- EXERCISE OBJECTIVE
Wherever the string "name" occurs in a line of these records, report that line.

** begin DATA **

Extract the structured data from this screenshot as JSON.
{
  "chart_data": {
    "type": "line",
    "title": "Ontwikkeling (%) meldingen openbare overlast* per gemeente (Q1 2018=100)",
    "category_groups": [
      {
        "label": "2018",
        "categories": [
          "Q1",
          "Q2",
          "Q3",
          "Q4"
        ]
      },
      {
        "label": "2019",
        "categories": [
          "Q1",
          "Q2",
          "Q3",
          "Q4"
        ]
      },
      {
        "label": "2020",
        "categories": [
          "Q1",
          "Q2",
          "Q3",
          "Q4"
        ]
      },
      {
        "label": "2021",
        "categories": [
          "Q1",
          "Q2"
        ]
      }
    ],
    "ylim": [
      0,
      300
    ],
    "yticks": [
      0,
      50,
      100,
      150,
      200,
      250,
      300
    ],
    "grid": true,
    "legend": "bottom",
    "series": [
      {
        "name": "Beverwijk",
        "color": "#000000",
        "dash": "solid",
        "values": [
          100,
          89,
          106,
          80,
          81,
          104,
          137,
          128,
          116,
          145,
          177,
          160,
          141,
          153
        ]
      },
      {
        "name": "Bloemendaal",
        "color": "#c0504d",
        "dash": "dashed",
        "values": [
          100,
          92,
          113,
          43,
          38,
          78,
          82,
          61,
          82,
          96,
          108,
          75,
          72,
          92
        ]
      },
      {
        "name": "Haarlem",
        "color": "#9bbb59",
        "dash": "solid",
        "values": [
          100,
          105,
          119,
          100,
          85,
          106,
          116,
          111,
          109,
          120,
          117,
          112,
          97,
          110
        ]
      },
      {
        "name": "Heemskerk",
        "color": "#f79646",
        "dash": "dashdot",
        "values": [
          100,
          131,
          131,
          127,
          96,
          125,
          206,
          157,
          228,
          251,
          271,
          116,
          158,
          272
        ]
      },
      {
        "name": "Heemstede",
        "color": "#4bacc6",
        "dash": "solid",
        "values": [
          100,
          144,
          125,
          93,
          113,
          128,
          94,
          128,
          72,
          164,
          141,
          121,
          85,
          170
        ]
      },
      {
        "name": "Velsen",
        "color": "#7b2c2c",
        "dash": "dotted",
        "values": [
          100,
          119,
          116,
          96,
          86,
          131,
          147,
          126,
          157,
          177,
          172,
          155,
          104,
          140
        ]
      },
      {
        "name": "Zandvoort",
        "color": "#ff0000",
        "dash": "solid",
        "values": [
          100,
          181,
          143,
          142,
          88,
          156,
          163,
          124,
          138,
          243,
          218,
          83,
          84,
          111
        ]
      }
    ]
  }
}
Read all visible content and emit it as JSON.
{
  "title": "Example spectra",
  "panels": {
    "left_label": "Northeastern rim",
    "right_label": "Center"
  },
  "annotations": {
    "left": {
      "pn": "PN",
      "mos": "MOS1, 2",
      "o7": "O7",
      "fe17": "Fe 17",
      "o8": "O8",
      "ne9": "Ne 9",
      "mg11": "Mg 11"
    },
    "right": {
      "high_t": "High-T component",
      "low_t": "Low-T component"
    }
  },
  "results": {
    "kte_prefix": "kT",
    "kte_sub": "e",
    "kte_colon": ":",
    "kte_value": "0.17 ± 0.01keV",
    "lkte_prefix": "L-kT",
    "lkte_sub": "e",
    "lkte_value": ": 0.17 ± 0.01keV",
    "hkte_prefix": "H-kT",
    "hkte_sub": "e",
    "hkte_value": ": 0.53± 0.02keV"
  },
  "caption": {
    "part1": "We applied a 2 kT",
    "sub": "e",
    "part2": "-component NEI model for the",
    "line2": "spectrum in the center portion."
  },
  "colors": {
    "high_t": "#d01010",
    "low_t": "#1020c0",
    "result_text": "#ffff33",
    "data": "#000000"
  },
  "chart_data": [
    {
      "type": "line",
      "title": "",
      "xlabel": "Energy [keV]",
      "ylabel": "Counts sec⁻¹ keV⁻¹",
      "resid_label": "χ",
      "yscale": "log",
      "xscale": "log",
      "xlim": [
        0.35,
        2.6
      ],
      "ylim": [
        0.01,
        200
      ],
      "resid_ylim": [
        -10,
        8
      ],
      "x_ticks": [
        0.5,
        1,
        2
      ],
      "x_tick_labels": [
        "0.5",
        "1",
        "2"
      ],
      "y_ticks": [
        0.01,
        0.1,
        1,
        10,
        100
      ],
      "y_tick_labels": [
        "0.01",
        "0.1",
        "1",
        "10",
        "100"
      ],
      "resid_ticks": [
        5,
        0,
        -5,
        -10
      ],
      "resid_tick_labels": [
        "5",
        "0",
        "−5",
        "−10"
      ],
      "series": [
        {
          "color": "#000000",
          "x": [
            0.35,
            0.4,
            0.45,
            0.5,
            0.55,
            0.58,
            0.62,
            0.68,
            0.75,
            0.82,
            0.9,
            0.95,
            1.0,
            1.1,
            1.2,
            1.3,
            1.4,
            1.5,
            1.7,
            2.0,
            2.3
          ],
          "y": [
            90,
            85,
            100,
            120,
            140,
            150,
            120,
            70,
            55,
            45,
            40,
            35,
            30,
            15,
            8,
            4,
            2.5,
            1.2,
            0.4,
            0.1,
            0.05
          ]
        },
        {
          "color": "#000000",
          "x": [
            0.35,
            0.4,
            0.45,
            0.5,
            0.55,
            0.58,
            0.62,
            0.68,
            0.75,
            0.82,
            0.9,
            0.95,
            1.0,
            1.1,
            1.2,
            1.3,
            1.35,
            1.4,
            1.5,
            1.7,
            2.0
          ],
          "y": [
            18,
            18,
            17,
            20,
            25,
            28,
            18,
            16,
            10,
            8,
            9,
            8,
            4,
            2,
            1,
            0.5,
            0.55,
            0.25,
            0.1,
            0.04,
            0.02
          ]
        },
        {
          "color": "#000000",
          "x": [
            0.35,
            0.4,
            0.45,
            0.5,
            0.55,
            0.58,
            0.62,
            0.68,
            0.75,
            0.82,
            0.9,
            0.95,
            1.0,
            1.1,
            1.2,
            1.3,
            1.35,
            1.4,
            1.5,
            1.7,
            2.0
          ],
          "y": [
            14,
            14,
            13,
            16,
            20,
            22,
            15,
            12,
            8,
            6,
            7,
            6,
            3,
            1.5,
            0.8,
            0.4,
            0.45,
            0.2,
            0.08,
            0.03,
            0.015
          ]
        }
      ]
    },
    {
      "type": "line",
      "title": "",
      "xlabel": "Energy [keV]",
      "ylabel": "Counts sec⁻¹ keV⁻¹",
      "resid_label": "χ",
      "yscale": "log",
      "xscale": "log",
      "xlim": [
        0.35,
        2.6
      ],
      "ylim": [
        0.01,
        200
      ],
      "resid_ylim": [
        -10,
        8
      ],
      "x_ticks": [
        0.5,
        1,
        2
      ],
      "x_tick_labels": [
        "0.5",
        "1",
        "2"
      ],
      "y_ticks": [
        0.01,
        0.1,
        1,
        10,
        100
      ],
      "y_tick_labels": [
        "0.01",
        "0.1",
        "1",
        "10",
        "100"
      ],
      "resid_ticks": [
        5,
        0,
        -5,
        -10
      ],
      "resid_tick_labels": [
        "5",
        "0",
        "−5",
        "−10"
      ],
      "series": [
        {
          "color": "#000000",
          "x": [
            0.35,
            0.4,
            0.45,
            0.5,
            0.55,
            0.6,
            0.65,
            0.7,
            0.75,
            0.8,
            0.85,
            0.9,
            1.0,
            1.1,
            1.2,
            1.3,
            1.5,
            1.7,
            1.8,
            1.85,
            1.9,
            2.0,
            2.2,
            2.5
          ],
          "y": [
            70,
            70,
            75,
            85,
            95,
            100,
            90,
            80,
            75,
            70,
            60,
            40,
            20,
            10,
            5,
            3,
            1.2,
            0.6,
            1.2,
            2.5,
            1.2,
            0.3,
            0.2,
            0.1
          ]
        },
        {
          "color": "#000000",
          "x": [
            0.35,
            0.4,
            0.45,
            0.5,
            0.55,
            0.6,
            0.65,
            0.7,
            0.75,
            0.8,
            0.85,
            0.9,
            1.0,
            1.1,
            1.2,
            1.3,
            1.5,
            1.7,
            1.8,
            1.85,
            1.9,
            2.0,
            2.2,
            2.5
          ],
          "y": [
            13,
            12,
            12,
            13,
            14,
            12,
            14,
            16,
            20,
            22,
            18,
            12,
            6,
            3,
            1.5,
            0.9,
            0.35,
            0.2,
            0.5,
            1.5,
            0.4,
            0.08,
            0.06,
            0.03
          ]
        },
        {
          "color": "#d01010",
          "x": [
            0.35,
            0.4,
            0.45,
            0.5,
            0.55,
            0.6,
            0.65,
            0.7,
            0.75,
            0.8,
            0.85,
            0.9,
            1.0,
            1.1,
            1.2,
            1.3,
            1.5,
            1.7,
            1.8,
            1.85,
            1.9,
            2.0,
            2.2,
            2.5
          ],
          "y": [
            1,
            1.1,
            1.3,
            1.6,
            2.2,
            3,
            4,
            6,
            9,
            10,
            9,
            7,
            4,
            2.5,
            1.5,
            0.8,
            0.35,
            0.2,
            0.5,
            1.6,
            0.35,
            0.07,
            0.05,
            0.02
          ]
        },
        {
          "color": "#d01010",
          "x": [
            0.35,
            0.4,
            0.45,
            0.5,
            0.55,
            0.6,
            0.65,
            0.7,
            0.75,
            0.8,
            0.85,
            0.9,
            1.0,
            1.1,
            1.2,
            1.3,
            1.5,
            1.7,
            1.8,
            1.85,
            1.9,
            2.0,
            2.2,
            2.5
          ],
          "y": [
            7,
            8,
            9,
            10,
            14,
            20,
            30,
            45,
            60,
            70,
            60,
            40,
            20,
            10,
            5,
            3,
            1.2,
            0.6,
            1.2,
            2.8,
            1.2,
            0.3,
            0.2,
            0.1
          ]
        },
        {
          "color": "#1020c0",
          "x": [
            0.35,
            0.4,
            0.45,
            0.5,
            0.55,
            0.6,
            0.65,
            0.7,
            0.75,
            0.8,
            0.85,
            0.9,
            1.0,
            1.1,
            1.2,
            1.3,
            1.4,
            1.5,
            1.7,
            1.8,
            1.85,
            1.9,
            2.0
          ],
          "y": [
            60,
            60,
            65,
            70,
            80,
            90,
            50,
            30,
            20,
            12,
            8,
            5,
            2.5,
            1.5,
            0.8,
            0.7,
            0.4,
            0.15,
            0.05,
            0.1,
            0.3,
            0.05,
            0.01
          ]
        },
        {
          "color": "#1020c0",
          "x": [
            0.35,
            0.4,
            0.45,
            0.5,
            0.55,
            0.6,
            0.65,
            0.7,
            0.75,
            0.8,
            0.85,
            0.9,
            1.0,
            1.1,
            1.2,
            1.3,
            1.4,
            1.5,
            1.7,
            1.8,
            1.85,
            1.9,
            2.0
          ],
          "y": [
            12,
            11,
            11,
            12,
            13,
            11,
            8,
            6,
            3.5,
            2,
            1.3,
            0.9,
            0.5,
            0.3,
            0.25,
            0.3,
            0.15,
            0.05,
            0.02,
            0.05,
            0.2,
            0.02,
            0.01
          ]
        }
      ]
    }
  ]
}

** end DATA **

- EXPECTED ANSWER
        "name": "Beverwijk",
        "name": "Bloemendaal",
        "name": "Haarlem",
        "name": "Heemskerk",
        "name": "Heemstede",
        "name": "Velsen",
        "name": "Zandvoort",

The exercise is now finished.